=== EXERCISE PROMPT ===
Which lines in the material below contain the word "JSON"? Copy each of them.

=== SUPPLIED RECORDS ===
= = = = = = =

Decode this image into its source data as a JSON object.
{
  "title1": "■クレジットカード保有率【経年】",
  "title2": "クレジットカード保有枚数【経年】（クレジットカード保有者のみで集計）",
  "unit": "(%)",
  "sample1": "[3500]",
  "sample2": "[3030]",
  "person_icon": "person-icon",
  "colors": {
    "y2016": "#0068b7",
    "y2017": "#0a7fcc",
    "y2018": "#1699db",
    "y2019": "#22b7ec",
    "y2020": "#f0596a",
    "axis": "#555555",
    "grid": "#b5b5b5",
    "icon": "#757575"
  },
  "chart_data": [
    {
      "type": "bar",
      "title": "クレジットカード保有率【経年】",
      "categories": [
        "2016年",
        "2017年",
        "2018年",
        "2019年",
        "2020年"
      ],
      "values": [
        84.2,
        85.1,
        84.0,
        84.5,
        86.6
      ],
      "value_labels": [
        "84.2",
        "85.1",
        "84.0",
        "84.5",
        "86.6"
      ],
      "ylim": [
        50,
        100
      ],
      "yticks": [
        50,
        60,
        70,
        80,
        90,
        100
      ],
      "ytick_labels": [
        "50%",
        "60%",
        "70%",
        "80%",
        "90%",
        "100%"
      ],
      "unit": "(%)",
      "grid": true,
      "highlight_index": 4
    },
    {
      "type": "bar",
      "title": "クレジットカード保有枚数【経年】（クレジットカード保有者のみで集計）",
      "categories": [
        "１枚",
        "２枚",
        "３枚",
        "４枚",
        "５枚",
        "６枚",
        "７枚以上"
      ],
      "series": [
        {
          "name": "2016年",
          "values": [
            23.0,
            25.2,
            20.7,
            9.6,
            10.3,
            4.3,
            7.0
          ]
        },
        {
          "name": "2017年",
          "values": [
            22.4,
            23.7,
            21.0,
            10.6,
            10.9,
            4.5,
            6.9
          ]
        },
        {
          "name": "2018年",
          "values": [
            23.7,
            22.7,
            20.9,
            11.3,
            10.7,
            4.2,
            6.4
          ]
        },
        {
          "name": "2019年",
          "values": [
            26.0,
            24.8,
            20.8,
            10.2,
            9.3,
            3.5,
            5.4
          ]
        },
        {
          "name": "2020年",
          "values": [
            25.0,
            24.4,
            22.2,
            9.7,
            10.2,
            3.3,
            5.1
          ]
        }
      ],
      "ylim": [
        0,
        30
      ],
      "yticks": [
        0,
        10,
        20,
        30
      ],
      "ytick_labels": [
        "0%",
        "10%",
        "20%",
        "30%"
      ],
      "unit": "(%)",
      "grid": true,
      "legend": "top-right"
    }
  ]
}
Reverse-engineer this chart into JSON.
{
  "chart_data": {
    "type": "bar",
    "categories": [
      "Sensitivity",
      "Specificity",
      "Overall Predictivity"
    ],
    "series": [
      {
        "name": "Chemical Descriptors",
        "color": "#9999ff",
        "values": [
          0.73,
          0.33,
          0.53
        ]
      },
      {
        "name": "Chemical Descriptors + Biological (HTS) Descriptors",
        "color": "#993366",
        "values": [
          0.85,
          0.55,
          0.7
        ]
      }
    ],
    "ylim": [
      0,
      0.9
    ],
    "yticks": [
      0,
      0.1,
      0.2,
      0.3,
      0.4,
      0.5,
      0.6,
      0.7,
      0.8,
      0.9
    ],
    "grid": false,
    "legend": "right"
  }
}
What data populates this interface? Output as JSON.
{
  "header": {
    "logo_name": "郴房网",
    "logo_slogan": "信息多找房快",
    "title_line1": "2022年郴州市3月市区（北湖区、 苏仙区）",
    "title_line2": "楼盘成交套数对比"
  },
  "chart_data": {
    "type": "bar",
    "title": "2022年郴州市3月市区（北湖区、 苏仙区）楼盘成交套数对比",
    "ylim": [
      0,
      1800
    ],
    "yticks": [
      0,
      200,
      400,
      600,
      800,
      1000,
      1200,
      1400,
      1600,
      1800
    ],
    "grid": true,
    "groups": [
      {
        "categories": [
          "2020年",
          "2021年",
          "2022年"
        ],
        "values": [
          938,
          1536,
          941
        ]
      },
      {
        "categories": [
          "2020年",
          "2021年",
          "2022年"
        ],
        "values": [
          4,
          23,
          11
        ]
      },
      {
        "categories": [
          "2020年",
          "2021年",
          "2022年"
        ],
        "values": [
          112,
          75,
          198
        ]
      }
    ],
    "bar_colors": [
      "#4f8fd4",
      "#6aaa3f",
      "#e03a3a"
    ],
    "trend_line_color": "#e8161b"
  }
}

= = = = = = =

=== RIGHT ANSWER ===
Decode this image into its source data as a JSON object.
Reverse-engineer this chart into JSON.
What data populates this interface? Output as JSON.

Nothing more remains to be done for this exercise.